> **ABOUT THIS TASK**: Reproduce word for word the stretch of the pesticide reference list from "A journalistic exploration" through "of primary sources.".

References

Shawnee Hoover and Jay Feldman. 2004. Lessons of the West Nile Virus Response:  After five years, what have we learned? Pesticides and You. Vol. 24, No. 3, 2004

https://www.beyondpesticides.org/assets/media/documents/infoservices/pesticidesandyou/Fall%2004/Lessons%20of%20WNV.pdf

An excellent journalistic summary of the response to the 1999 outbreak of West Nile virus near New York City. A well-referenced description of the potential for the solution (adulticide spraying) to be worse than the problem (West Nile virus).

This is very relevant to the situation in the BLSG district. It would be good to find a more recent update.

 

Nichelle Harriott. 2016. Mosquito Control and Pollinator Health: Protecting pollinators in the age of Zika and other emerging mosquito diseases. Pesticides and You. Vol. 36, No. 2 Summer 2016

https://www.beyondpesticides.org/assets/media/documents/Summer2016MosquitosAndPollinators.pdf

A journalistic exploration of the impacts of insecticides on pollinators. Although focused on honeybees and other pollinators, it includes very good information about malathion and pyrethroids. Cites many primary sources.

 

Permethrin factsheet from beyondpesticides.org

https://beyondpesticides.org/assets/media/documents/pesticides/factsheets/permethrin.pdf

A detailed description of Permethrin with lots of citations of primary sources.

 

Kristin Wartman. 2015. Fighting West Nile virus shouldn’t mean poisoning people. Newsweek 10/5/15.

http://www.newsweek.com/2015/10/16/fighting-west-nile-virus-shouldnt-mean-poisoning-people-379568.html

A very well-researched news-magazine article about spraying pyrethroids and organophosphates to kill adult mosquitoes. It addresses the issue of comparing risks of rare cases of mosquito-borne disease with exposing hundreds or thousands of people to low levels of pesticides.

 

Mikhail A. Beketov, Ben J. Kefford, Ralf B. Schäfer, and Matthias Liess. 2013. Pesticides reduce regional biodiversity of stream invertebrates. PNAS 2013 July, 110 (27) 11039-11043.  https://doi.org/10.1073/pnas.1305618110

http://www.pnas.org/content/pnas/early/2013/06/12/1305618110.full.pdf

A peer-reviewed article about the relationship between agricultural pesticide runoff and the diversity of aquatic invertebrate taxa (genera or families) in nearby streams in Europe and Australia. Agricultural runoff is known to eliminate many invertebrate species, but this is apparently the first such result at a regional level. This study does not distinguish between the direct effects of pesticides on invertebrates and the general effects of agricultural runoff (sedimentation, eutrophication, thermal modification, etc.) on streams.

This is a rigorous confirmation that industrial agricultural practices are environmentally disastrous.

 

New Mount Sinai Study Shows Exposure to Certain Pesticides Impacts Child Cognitive Development. Press Release, Mount Sinai School of Medicine. New York, April 21, 2011.

http://www.mountsinai.org/about/newsroom/2011/new-mount-sinai-study-shows-exposure-to-certain-pesticides-impacts-child-cognitive-development

A press release from the institution where a study was done about the relationship between exposure to organophosphate pesticides (metabolites in urine) of pregnant women and the early development of their children (to age 6 or 9). Greater pesticide exposure was correlated with impaired perceptual reasoning, but only in children of mothers who carried a genotype associated with a less efficient version of one enzyme. Two-thirds of the mothers had the more efficient enzyme and their children showed no detrimental effects of pesticides.

> **DATA SECTION**:
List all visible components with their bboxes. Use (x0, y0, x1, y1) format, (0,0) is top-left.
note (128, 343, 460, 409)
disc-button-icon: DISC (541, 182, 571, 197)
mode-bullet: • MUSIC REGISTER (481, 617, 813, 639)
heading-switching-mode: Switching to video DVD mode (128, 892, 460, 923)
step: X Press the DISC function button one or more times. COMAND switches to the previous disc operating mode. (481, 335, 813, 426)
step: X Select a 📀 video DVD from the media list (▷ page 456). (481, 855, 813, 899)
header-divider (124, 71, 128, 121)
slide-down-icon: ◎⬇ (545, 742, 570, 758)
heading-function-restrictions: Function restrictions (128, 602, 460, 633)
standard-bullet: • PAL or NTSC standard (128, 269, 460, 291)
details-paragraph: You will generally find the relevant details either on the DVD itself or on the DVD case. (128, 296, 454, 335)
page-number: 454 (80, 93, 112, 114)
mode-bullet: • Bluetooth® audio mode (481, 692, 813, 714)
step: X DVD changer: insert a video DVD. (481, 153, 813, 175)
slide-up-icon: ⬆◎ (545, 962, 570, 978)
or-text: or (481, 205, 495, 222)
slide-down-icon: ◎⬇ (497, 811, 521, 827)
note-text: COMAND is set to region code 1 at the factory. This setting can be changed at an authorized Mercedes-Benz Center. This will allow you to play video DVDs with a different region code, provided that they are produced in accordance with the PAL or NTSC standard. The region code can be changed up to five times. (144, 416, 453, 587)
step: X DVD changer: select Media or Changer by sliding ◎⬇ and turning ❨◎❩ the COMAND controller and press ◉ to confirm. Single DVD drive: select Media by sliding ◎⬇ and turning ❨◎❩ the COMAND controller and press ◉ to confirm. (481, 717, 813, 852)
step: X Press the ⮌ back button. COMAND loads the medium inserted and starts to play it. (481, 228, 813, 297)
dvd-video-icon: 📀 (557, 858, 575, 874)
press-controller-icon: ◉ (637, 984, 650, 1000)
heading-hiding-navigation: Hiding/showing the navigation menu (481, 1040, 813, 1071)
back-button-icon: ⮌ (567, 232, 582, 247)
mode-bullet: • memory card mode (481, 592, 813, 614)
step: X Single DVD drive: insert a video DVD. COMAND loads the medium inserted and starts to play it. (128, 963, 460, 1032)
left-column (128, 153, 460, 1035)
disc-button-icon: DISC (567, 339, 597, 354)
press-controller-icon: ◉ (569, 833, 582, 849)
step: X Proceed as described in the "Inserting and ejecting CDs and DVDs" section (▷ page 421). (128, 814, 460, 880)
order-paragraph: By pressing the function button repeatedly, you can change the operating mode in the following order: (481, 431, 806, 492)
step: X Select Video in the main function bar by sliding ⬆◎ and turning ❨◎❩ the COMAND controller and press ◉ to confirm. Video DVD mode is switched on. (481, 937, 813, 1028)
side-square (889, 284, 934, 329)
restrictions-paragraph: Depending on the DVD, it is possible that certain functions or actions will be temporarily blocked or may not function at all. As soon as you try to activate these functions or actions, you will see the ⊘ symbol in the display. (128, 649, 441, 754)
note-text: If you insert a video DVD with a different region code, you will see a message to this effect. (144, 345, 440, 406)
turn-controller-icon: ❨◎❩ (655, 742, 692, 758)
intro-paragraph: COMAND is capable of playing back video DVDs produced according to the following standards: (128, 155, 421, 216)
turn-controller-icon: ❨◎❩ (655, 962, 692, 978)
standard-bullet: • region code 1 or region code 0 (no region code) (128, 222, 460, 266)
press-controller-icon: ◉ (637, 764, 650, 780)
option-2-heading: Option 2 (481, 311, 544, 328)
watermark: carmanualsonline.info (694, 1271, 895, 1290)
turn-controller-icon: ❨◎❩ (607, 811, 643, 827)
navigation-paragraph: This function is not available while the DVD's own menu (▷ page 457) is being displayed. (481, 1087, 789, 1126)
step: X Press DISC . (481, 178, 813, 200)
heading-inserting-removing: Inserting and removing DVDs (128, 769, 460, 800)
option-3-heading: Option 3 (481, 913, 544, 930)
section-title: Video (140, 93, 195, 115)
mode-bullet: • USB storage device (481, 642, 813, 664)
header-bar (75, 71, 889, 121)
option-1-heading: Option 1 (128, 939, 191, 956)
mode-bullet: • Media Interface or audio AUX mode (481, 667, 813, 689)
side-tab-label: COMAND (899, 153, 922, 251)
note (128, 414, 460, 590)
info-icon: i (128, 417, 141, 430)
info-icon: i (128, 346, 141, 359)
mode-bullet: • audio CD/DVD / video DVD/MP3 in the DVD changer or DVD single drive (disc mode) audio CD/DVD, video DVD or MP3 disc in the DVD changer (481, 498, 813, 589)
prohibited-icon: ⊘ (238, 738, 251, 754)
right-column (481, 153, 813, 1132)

> **REPLY**:
A journalistic exploration of the impacts of insecticides on pollinators. Although focused on honeybees and other pollinators, it includes very good information about malathion and pyrethroids. Cites many primary sources.

 

Permethrin factsheet from beyondpesticides.org

https://beyondpesticides.org/assets/media/documents/pesticides/factsheets/permethrin.pdf

A detailed description of Permethrin with lots of citations of primary sources.